**ELENCO DEI COMPITI:**
a: Cita dal testo sulla campagna #BastaTacere tutto il passaggio che va da "Chi non ha incontrato" giù fino a "o valore aggiunto?".
b: Secondo il testo sulla campagna #BastaTacere, da che cosa deriva anche la straordinarietà di una maternità?

**TESTO DA LEGGERE:**
Barracuda. Quello che le donne non dicono sulla maternità. Mamme scatenate sui social: #BastaTacere

Ecco cosa pensa Francesca Barra sulla campagna #BastaTacere

A chi infastidisce che un gruppo di madri sfati i tabù sulla gravidanza, denunci le mortificazioni subite durante i novi mesi o il parto? Raccontarsi con coraggio è un diritto e un dovere. Che tu sia un paziente o un medico, la verità non può che salvare vite. Per anni abbiamo subito un pensiero unico e imposto su: dolore, allattamento e perfino sulla depressione post partum. Trattato poco e male.

Chi non si è sentita inadeguata di fronte ad esternazioni come:“ l’hanno fatto tutte di partorire e con dolore. Tu perché richiedi un trattamento “privilegiato”? Allatta perché è un diritto, ma anche il dovere di una brava madre. Fa bene al bambino ed è un collante?”

Poco importa se il termometro del tuo corpo segnala un allarme, se hai dei limiti, se proprio non riesci a fare “come fanno le altre”. Quelle che stranamente ti vengono portate come esempio e appaiono felici, soddisfatte, in forma, lungimiranti su ogni tema.

La straordinarietà di una maternità deriva anche dal fatto che siamo esseri diversi. Siamo portatrici di vita, ma anche di esperienze soggettive.

Chi non ha incontrato ostilità nel proporre l’epidurale o nel chiedere assistenza se l’ospedale ti “consente” di portare il bambino da subito in stanza accanto al tuo letto? E’ possibile che sia una scelta e non un obbligo, anche se spacciato come opportunità o valore aggiunto?

E’ possibile che per una madre che ha appena partorito con un cesareo, magari dopo ore di travaglio, sia esausta e che non abbia il coraggio di ammetterlo?

Perché una madre deve vergognarsi di ammettere di avere delle difficoltà? Chi impone che una madre sia un supereroe?

**DATI FORNITI:**

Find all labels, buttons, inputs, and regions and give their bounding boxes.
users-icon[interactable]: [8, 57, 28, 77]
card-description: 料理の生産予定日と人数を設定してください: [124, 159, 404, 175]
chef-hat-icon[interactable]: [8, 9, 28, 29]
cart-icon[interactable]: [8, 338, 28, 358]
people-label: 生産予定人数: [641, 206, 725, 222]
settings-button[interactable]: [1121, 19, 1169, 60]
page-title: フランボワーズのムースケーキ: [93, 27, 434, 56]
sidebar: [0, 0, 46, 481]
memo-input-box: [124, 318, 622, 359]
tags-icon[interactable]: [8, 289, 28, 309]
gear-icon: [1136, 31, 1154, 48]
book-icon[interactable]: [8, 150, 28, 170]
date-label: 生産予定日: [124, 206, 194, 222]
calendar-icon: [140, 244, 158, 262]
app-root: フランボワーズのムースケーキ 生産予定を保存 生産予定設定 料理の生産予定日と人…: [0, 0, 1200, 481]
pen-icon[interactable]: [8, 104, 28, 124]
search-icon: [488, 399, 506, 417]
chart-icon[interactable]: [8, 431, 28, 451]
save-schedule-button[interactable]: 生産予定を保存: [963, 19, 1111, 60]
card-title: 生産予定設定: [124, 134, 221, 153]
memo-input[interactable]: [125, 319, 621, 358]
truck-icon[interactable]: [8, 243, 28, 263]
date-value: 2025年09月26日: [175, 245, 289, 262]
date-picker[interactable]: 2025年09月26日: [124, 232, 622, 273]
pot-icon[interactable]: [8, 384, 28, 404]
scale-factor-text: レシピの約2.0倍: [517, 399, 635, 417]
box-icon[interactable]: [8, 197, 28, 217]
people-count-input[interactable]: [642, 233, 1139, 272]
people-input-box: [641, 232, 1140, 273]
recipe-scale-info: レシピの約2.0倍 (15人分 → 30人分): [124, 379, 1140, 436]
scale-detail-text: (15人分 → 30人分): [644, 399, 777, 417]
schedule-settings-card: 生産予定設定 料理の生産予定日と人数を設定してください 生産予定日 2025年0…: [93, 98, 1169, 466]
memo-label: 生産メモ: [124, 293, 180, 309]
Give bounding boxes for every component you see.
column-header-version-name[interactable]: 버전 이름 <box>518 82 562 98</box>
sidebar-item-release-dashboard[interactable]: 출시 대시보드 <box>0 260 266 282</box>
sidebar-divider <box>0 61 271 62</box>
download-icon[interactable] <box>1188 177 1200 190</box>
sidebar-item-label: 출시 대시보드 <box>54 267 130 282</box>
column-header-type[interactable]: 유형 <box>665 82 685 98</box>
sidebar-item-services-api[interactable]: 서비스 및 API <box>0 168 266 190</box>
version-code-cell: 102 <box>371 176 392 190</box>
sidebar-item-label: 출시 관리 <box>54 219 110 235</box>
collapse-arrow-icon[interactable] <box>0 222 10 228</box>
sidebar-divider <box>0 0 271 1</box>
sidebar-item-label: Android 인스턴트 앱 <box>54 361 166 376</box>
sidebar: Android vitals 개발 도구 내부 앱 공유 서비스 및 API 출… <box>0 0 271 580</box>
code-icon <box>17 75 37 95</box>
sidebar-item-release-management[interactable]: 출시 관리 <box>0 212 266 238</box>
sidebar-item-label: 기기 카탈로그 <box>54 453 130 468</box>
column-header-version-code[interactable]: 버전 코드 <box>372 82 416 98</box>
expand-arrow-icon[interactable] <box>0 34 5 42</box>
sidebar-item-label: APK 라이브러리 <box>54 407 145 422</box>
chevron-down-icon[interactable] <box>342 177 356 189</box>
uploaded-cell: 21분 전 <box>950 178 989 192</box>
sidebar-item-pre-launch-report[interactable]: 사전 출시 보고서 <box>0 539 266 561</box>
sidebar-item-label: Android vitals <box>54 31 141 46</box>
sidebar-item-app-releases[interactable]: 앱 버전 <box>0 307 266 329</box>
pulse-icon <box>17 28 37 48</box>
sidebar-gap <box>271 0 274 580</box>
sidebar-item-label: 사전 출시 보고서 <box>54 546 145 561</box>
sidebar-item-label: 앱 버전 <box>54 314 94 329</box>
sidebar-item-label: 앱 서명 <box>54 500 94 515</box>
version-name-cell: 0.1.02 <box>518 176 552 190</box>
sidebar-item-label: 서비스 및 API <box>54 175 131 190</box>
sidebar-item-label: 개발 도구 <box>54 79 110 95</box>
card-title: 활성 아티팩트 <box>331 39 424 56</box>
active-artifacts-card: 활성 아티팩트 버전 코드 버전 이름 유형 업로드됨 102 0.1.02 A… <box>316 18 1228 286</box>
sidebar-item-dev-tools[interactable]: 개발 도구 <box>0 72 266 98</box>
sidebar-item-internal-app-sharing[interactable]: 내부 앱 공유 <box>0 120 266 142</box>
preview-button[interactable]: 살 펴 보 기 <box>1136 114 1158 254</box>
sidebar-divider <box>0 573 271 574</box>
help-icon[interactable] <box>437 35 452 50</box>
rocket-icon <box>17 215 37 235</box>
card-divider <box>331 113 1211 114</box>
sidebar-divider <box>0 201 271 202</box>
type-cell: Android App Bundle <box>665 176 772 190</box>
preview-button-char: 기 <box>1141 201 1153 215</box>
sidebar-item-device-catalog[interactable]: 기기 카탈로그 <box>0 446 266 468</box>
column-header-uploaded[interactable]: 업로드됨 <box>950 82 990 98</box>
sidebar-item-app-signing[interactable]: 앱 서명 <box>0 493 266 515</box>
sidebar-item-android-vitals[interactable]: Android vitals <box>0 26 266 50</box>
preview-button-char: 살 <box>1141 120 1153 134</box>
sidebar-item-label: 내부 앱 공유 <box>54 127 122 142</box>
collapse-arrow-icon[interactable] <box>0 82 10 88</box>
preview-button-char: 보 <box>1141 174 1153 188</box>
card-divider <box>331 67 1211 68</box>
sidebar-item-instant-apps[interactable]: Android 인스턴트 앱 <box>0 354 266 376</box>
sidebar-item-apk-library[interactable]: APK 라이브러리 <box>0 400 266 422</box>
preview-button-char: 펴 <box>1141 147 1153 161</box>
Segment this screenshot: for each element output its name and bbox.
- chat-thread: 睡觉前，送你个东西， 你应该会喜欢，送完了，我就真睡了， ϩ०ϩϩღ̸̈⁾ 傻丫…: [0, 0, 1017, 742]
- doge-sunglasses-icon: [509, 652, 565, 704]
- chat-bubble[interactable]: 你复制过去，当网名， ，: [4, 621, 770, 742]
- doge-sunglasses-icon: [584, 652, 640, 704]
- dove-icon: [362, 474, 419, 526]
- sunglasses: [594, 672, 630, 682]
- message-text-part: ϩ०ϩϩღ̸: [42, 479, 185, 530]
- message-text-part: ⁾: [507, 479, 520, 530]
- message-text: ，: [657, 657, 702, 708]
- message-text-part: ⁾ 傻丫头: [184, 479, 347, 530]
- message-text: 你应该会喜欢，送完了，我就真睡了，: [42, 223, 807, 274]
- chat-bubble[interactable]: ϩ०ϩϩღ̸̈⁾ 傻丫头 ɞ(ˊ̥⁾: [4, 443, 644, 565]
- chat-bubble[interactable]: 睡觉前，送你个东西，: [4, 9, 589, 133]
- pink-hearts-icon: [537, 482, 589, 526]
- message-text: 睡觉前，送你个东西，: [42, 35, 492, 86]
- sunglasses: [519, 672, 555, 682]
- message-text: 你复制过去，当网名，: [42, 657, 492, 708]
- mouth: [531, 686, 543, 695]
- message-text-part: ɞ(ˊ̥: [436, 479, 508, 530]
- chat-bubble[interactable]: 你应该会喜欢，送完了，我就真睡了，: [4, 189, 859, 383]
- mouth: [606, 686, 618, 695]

**RISPOSTE IN ORDINE:**
a:
Chi non ha incontrato ostilità nel proporre l’epidurale o nel chiedere assistenza se l’ospedale ti “consente” di portare il bambino da subito in stanza accanto al tuo letto? E’ possibile che sia una scelta e non un obbligo, anche se spacciato come opportunità o valore aggiunto?

b: Dal fatto che siamo esseri diversi.